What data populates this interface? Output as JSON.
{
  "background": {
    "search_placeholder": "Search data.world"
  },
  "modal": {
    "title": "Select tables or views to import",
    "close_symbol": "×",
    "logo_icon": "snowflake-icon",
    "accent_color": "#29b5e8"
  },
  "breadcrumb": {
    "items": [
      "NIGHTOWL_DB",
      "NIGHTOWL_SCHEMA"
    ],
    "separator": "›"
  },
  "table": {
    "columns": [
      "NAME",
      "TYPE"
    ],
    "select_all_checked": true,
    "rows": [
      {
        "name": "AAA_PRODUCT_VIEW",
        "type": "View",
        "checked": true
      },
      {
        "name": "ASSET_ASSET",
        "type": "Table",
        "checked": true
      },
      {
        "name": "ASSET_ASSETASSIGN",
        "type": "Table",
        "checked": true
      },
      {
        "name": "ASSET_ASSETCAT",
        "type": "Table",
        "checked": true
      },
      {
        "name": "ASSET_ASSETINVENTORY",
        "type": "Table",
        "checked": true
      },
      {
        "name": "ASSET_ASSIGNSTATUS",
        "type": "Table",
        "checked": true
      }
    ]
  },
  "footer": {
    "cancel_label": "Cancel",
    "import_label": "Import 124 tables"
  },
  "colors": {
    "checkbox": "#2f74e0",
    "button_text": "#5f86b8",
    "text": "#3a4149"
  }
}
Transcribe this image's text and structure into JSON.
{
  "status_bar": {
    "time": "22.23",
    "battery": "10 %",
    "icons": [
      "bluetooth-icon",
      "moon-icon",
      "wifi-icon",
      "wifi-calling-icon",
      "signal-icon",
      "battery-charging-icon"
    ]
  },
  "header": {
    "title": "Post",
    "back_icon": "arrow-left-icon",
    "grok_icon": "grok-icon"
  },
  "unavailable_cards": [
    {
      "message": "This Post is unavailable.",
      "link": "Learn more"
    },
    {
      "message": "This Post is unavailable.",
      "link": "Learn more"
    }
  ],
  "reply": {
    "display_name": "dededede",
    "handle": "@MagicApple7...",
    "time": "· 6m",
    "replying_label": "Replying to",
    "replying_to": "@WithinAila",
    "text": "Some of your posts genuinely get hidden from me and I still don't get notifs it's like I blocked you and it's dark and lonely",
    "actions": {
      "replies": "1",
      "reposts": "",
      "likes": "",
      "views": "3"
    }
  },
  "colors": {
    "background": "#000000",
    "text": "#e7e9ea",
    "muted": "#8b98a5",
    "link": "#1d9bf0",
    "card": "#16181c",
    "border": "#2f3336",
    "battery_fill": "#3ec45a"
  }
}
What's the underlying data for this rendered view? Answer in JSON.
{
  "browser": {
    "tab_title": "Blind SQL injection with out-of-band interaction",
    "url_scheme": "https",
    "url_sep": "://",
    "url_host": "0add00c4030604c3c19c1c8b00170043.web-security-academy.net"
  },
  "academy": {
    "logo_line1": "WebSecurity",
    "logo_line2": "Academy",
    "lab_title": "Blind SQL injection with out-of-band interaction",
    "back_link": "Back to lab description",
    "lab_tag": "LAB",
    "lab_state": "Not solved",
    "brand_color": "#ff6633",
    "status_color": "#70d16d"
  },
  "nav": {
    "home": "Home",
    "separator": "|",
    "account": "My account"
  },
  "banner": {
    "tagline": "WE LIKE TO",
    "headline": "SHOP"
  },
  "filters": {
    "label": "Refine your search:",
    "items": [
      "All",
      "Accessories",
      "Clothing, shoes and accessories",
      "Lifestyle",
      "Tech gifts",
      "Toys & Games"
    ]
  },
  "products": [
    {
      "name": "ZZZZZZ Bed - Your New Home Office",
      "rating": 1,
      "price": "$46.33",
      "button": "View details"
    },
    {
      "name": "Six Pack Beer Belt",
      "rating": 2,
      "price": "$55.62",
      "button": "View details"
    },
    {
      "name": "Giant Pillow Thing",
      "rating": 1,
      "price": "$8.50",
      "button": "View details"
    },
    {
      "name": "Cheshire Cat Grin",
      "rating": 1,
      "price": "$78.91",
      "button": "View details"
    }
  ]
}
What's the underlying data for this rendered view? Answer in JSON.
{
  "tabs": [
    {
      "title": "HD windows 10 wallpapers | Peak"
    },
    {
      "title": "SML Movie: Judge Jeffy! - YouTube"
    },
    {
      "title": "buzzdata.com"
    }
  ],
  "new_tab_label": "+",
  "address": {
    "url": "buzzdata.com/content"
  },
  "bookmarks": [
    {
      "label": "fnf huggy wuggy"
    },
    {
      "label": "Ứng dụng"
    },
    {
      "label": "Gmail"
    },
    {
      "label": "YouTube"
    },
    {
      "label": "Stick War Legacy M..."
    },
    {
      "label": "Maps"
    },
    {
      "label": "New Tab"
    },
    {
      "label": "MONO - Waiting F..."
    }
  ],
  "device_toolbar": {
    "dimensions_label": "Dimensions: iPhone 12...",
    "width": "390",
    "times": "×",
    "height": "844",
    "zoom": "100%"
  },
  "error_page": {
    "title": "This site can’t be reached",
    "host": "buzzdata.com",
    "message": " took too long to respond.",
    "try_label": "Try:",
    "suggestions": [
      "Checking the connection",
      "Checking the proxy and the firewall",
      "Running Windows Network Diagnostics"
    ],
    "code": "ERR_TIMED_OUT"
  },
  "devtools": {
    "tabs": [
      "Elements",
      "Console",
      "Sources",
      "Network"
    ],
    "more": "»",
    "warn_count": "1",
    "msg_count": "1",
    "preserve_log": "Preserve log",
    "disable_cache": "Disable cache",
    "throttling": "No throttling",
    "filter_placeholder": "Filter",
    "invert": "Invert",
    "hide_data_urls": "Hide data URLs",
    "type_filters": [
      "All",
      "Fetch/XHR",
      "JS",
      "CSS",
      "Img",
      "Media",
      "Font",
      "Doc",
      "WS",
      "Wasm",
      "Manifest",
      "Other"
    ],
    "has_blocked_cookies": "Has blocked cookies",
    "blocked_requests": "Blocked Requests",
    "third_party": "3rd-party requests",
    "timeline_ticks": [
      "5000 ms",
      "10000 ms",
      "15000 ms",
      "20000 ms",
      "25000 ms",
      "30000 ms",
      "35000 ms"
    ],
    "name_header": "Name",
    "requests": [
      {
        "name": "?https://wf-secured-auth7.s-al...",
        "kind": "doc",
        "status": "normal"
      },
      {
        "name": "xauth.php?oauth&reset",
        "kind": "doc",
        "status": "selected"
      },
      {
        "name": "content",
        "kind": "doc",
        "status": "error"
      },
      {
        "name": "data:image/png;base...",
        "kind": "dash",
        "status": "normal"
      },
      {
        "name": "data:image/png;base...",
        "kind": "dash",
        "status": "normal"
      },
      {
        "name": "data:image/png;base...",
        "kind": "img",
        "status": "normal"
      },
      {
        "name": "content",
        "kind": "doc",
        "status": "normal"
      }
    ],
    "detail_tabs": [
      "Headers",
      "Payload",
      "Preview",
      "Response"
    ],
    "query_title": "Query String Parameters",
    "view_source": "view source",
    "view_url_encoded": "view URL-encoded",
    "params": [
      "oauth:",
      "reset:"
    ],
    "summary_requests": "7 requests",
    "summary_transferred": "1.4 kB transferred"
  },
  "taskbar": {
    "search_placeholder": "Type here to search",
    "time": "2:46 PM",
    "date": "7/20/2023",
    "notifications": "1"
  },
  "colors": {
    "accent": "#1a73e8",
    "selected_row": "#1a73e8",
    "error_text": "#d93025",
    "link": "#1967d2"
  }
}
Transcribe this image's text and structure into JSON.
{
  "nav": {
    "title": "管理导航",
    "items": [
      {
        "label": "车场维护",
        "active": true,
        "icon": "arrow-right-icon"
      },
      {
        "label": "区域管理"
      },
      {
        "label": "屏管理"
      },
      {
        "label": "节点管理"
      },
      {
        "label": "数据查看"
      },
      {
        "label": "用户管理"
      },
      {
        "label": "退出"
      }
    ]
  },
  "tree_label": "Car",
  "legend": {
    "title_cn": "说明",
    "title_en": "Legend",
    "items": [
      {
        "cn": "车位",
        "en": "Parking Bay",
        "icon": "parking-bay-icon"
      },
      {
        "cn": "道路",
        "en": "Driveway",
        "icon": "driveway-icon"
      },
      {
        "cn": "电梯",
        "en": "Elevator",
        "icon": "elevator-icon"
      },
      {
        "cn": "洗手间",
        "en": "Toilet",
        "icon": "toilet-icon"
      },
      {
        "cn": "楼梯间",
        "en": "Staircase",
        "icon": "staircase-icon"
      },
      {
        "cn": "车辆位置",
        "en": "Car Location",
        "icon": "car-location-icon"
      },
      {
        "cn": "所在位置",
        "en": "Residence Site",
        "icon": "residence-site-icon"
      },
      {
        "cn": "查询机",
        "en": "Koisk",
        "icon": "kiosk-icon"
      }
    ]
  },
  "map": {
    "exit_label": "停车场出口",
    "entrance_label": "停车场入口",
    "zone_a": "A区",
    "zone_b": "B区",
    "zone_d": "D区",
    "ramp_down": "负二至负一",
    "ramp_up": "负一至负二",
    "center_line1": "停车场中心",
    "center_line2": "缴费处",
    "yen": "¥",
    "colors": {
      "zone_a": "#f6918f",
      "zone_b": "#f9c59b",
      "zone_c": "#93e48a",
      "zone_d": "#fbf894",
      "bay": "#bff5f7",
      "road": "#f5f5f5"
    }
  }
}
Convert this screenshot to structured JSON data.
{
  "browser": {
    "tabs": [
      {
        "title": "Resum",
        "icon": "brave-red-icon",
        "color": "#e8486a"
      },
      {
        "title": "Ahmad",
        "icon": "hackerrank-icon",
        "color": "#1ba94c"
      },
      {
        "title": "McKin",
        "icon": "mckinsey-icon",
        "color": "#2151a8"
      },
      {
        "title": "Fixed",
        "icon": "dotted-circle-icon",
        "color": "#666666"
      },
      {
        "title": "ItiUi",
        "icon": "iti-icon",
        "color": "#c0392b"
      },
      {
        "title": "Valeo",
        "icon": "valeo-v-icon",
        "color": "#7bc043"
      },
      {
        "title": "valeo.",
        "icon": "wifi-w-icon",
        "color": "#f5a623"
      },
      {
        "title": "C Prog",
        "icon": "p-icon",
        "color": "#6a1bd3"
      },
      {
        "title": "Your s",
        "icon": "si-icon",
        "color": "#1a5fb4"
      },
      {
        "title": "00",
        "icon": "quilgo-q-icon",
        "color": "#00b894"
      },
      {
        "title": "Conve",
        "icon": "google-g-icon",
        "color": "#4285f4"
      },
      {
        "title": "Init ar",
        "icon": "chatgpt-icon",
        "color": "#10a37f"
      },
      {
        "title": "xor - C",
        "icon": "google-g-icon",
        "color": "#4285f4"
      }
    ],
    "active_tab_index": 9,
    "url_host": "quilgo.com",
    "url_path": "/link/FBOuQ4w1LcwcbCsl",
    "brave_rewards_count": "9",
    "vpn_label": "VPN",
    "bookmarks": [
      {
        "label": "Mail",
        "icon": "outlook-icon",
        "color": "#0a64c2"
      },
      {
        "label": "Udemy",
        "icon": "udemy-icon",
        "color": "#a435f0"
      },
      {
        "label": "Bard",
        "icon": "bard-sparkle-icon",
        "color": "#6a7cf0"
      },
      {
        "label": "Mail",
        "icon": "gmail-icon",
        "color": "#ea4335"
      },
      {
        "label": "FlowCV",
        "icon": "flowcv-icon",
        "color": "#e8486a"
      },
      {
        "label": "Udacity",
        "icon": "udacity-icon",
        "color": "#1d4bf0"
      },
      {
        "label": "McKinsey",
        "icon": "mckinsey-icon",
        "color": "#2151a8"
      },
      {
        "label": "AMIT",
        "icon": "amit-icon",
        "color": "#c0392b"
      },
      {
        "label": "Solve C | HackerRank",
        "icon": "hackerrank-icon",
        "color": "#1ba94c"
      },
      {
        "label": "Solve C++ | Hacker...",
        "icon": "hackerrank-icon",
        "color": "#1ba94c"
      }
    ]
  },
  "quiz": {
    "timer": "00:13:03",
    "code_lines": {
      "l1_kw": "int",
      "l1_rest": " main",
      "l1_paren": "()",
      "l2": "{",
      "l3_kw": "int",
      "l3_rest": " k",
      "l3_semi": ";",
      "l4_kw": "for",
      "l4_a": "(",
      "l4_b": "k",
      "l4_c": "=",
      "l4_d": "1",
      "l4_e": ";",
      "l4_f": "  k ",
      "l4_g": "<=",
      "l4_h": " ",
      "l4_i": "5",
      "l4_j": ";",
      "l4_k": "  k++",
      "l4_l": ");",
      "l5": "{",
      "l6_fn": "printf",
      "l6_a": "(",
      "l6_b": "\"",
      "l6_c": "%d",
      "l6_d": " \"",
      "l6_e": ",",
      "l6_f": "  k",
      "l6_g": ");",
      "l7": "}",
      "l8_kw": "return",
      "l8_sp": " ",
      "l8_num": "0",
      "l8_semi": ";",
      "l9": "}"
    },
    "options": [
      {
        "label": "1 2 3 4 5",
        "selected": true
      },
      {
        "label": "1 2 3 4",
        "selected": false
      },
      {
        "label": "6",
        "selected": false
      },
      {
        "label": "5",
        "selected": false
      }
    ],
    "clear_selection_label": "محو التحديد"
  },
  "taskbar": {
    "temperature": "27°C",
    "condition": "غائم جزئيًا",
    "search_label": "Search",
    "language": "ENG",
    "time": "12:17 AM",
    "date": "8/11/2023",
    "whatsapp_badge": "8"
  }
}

**Requirement:**
Which lines contain the word "Home"? Return each of them.

**Full response:**
    "home": "Home",
      "name": "ZZZZZZ Bed - Your New Home Office",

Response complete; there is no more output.